- Direction
Output the material beneath exactly, leaving nothing out.

- Data records
* * *
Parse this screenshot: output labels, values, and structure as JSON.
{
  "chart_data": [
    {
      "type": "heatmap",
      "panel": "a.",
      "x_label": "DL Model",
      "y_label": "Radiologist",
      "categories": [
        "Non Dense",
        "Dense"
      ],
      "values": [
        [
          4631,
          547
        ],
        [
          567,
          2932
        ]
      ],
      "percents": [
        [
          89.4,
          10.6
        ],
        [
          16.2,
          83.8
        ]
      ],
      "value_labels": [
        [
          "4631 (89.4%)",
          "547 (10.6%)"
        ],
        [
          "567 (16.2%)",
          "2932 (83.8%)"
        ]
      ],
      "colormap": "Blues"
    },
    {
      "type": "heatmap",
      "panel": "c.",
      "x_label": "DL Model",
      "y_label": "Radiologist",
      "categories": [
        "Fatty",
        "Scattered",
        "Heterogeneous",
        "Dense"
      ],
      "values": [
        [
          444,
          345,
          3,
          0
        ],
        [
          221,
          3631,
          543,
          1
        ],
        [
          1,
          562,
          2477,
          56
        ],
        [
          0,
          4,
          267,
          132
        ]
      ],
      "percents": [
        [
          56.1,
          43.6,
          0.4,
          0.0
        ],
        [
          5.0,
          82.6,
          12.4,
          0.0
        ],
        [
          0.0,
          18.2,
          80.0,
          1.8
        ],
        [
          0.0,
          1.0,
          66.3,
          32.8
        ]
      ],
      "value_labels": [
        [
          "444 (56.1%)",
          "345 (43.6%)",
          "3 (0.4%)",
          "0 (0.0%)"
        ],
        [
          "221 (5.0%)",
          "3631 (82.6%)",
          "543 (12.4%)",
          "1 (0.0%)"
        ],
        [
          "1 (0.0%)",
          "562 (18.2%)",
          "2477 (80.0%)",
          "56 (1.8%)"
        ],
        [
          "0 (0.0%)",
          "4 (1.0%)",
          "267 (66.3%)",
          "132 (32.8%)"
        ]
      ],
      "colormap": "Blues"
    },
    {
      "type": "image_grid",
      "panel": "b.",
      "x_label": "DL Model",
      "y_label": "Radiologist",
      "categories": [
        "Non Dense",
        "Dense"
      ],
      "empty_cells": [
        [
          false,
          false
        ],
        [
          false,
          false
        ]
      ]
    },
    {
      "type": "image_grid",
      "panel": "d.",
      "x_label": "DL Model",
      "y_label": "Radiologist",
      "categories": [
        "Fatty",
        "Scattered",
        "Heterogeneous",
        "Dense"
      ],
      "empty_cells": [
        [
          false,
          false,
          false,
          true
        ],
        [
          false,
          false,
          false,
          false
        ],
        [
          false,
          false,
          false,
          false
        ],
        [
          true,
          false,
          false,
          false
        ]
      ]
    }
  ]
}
* * *
- Written solution
Parse this screenshot: output labels, values, and structure as JSON.
{
  "chart_data": [
    {
      "type": "heatmap",
      "panel": "a.",
      "x_label": "DL Model",
      "y_label": "Radiologist",
      "categories": [
        "Non Dense",
        "Dense"
      ],
      "values": [
        [
          4631,
          547
        ],
        [
          567,
          2932
        ]
      ],
      "percents": [
        [
          89.4,
          10.6
        ],
        [
          16.2,
          83.8
        ]
      ],
      "value_labels": [
        [
          "4631 (89.4%)",
          "547 (10.6%)"
        ],
        [
          "567 (16.2%)",
          "2932 (83.8%)"
        ]
      ],
      "colormap": "Blues"
    },
    {
      "type": "heatmap",
      "panel": "c.",
      "x_label": "DL Model",
      "y_label": "Radiologist",
      "categories": [
        "Fatty",
        "Scattered",
        "Heterogeneous",
        "Dense"
      ],
      "values": [
        [
          444,
          345,
          3,
          0
        ],
        [
          221,
          3631,
          543,
          1
        ],
        [
          1,
          562,
          2477,
          56
        ],
        [
          0,
          4,
          267,
          132
        ]
      ],
      "percents": [
        [
          56.1,
          43.6,
          0.4,
          0.0
        ],
        [
          5.0,
          82.6,
          12.4,
          0.0
        ],
        [
          0.0,
          18.2,
          80.0,
          1.8
        ],
        [
          0.0,
          1.0,
          66.3,
          32.8
        ]
      ],
      "value_labels": [
        [
          "444 (56.1%)",
          "345 (43.6%)",
          "3 (0.4%)",
          "0 (0.0%)"
        ],
        [
          "221 (5.0%)",
          "3631 (82.6%)",
          "543 (12.4%)",
          "1 (0.0%)"
        ],
        [
          "1 (0.0%)",
          "562 (18.2%)",
          "2477 (80.0%)",
          "56 (1.8%)"
        ],
        [
          "0 (0.0%)",
          "4 (1.0%)",
          "267 (66.3%)",
          "132 (32.8%)"
        ]
      ],
      "colormap": "Blues"
    },
    {
      "type": "image_grid",
      "panel": "b.",
      "x_label": "DL Model",
      "y_label": "Radiologist",
      "categories": [
        "Non Dense",
        "Dense"
      ],
      "empty_cells": [
        [
          false,
          false
        ],
        [
          false,
          false
        ]
      ]
    },
    {
      "type": "image_grid",
      "panel": "d.",
      "x_label": "DL Model",
      "y_label": "Radiologist",
      "categories": [
        "Fatty",
        "Scattered",
        "Heterogeneous",
        "Dense"
      ],
      "empty_cells": [
        [
          false,
          false,
          false,
          true
        ],
        [
          false,
          false,
          false,
          false
        ],
        [
          false,
          false,
          false,
          false
        ],
        [
          true,
          false,
          false,
          false
        ]
      ]
    }
  ]
}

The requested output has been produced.